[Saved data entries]
## begin
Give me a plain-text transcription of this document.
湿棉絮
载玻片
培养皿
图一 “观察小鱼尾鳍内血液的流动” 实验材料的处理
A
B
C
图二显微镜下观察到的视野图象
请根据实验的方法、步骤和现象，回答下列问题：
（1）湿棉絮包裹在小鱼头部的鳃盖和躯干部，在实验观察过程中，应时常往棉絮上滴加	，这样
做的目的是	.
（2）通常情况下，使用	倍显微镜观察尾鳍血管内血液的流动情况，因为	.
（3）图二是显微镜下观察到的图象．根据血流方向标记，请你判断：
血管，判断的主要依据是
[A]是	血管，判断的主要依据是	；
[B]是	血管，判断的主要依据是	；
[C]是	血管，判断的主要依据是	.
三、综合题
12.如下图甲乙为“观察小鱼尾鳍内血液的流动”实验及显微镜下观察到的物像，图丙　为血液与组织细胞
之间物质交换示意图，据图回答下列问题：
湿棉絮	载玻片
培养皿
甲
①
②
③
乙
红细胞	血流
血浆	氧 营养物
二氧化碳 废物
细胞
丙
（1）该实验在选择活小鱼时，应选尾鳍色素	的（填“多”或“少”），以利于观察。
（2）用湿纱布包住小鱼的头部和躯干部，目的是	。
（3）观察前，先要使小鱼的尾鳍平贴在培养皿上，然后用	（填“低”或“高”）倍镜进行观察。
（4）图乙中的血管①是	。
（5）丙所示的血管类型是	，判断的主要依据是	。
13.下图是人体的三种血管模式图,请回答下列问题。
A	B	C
## end
Write an exact transcription of every entry above.

Give me a plain-text transcription of this document.
湿棉絮
载玻片
培养皿
图一 “观察小鱼尾鳍内血液的流动” 实验材料的处理
A
B
C
图二显微镜下观察到的视野图象
请根据实验的方法、步骤和现象，回答下列问题：
（1）湿棉絮包裹在小鱼头部的鳃盖和躯干部，在实验观察过程中，应时常往棉絮上滴加	，这样
做的目的是	.
（2）通常情况下，使用	倍显微镜观察尾鳍血管内血液的流动情况，因为	.
（3）图二是显微镜下观察到的图象．根据血流方向标记，请你判断：
血管，判断的主要依据是
[A]是	血管，判断的主要依据是	；
[B]是	血管，判断的主要依据是	；
[C]是	血管，判断的主要依据是	.
三、综合题
12.如下图甲乙为“观察小鱼尾鳍内血液的流动”实验及显微镜下观察到的物像，图丙　为血液与组织细胞
之间物质交换示意图，据图回答下列问题：
湿棉絮	载玻片
培养皿
甲
①
②
③
乙
红细胞	血流
血浆	氧 营养物
二氧化碳 废物
细胞
丙
（1）该实验在选择活小鱼时，应选尾鳍色素	的（填“多”或“少”），以利于观察。
（2）用湿纱布包住小鱼的头部和躯干部，目的是	。
（3）观察前，先要使小鱼的尾鳍平贴在培养皿上，然后用	（填“低”或“高”）倍镜进行观察。
（4）图乙中的血管①是	。
（5）丙所示的血管类型是	，判断的主要依据是	。
13.下图是人体的三种血管模式图,请回答下列问题。
A	B	C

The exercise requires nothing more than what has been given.